— BEGIN —
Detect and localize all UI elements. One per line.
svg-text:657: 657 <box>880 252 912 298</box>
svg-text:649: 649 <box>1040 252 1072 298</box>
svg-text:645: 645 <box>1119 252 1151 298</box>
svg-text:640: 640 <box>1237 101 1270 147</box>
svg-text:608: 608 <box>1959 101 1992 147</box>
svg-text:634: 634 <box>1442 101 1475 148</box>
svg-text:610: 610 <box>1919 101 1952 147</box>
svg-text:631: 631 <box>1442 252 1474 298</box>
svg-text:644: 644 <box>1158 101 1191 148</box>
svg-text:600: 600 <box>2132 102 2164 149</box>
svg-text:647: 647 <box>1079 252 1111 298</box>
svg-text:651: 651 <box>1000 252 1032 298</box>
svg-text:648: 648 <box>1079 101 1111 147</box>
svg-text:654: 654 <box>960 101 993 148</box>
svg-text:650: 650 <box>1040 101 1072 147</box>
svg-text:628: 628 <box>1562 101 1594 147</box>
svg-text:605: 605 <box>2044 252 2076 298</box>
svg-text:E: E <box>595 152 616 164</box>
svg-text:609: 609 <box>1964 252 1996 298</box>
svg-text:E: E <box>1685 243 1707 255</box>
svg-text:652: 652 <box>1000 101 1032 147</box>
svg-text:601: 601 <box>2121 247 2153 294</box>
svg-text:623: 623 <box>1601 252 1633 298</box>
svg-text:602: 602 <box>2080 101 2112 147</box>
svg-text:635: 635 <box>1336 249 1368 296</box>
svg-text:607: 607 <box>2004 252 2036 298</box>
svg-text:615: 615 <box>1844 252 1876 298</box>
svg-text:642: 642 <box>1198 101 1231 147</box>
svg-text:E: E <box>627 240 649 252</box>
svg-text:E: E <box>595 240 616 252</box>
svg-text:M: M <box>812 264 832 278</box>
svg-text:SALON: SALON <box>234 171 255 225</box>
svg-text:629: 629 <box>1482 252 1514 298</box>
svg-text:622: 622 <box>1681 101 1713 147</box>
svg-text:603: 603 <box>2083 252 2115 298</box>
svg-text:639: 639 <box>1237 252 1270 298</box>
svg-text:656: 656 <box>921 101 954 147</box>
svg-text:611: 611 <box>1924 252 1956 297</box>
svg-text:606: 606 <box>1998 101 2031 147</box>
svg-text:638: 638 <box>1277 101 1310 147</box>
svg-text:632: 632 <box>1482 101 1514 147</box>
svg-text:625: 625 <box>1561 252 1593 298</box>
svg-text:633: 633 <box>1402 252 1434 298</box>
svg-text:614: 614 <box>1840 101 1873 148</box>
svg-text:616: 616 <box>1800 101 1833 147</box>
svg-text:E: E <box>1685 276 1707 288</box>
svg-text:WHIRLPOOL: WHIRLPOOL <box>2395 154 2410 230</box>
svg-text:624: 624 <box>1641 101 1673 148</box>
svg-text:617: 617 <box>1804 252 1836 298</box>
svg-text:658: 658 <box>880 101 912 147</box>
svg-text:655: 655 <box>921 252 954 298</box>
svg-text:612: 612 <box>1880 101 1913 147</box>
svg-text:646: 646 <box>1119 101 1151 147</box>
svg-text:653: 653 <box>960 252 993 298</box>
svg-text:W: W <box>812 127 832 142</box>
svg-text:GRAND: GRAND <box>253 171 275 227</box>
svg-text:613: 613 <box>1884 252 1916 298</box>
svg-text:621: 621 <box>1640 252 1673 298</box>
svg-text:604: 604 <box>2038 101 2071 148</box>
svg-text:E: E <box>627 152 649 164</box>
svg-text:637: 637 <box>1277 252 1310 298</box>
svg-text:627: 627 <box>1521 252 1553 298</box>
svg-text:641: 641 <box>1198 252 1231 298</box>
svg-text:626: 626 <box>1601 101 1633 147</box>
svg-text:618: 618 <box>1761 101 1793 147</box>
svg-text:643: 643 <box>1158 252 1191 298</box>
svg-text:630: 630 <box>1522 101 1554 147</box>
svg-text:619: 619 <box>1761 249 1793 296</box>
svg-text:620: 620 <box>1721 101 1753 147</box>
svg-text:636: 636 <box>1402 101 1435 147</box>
— END —
EXERCISE DETAILS ▸ Reproduce all the records above, swapping each "WHIRLPOOL" for "SPA" and changing nothing else.

RIGHT ANSWER ▸
Detect and localize all UI elements. One per line.
svg-text:657: 657 <box>880 252 912 298</box>
svg-text:649: 649 <box>1040 252 1072 298</box>
svg-text:645: 645 <box>1119 252 1151 298</box>
svg-text:640: 640 <box>1237 101 1270 147</box>
svg-text:608: 608 <box>1959 101 1992 147</box>
svg-text:634: 634 <box>1442 101 1475 148</box>
svg-text:610: 610 <box>1919 101 1952 147</box>
svg-text:631: 631 <box>1442 252 1474 298</box>
svg-text:644: 644 <box>1158 101 1191 148</box>
svg-text:600: 600 <box>2132 102 2164 149</box>
svg-text:647: 647 <box>1079 252 1111 298</box>
svg-text:651: 651 <box>1000 252 1032 298</box>
svg-text:648: 648 <box>1079 101 1111 147</box>
svg-text:654: 654 <box>960 101 993 148</box>
svg-text:650: 650 <box>1040 101 1072 147</box>
svg-text:628: 628 <box>1562 101 1594 147</box>
svg-text:605: 605 <box>2044 252 2076 298</box>
svg-text:E: E <box>595 152 616 164</box>
svg-text:609: 609 <box>1964 252 1996 298</box>
svg-text:E: E <box>1685 243 1707 255</box>
svg-text:652: 652 <box>1000 101 1032 147</box>
svg-text:601: 601 <box>2121 247 2153 294</box>
svg-text:623: 623 <box>1601 252 1633 298</box>
svg-text:602: 602 <box>2080 101 2112 147</box>
svg-text:635: 635 <box>1336 249 1368 296</box>
svg-text:607: 607 <box>2004 252 2036 298</box>
svg-text:615: 615 <box>1844 252 1876 298</box>
svg-text:642: 642 <box>1198 101 1231 147</box>
svg-text:E: E <box>627 240 649 252</box>
svg-text:E: E <box>595 240 616 252</box>
svg-text:M: M <box>812 264 832 278</box>
svg-text:SALON: SALON <box>234 171 255 225</box>
svg-text:629: 629 <box>1482 252 1514 298</box>
svg-text:622: 622 <box>1681 101 1713 147</box>
svg-text:603: 603 <box>2083 252 2115 298</box>
svg-text:639: 639 <box>1237 252 1270 298</box>
svg-text:656: 656 <box>921 101 954 147</box>
svg-text:611: 611 <box>1924 252 1956 297</box>
svg-text:606: 606 <box>1998 101 2031 147</box>
svg-text:638: 638 <box>1277 101 1310 147</box>
svg-text:632: 632 <box>1482 101 1514 147</box>
svg-text:625: 625 <box>1561 252 1593 298</box>
svg-text:633: 633 <box>1402 252 1434 298</box>
svg-text:614: 614 <box>1840 101 1873 148</box>
svg-text:616: 616 <box>1800 101 1833 147</box>
svg-text:E: E <box>1685 276 1707 288</box>
svg-text:SPA: SPA <box>2395 154 2410 230</box>
svg-text:624: 624 <box>1641 101 1673 148</box>
svg-text:617: 617 <box>1804 252 1836 298</box>
svg-text:658: 658 <box>880 101 912 147</box>
svg-text:655: 655 <box>921 252 954 298</box>
svg-text:612: 612 <box>1880 101 1913 147</box>
svg-text:646: 646 <box>1119 101 1151 147</box>
svg-text:653: 653 <box>960 252 993 298</box>
svg-text:W: W <box>812 127 832 142</box>
svg-text:GRAND: GRAND <box>253 171 275 227</box>
svg-text:613: 613 <box>1884 252 1916 298</box>
svg-text:621: 621 <box>1640 252 1673 298</box>
svg-text:604: 604 <box>2038 101 2071 148</box>
svg-text:E: E <box>627 152 649 164</box>
svg-text:637: 637 <box>1277 252 1310 298</box>
svg-text:627: 627 <box>1521 252 1553 298</box>
svg-text:641: 641 <box>1198 252 1231 298</box>
svg-text:626: 626 <box>1601 101 1633 147</box>
svg-text:618: 618 <box>1761 101 1793 147</box>
svg-text:643: 643 <box>1158 252 1191 298</box>
svg-text:630: 630 <box>1522 101 1554 147</box>
svg-text:619: 619 <box>1761 249 1793 296</box>
svg-text:620: 620 <box>1721 101 1753 147</box>
svg-text:636: 636 <box>1402 101 1435 147</box>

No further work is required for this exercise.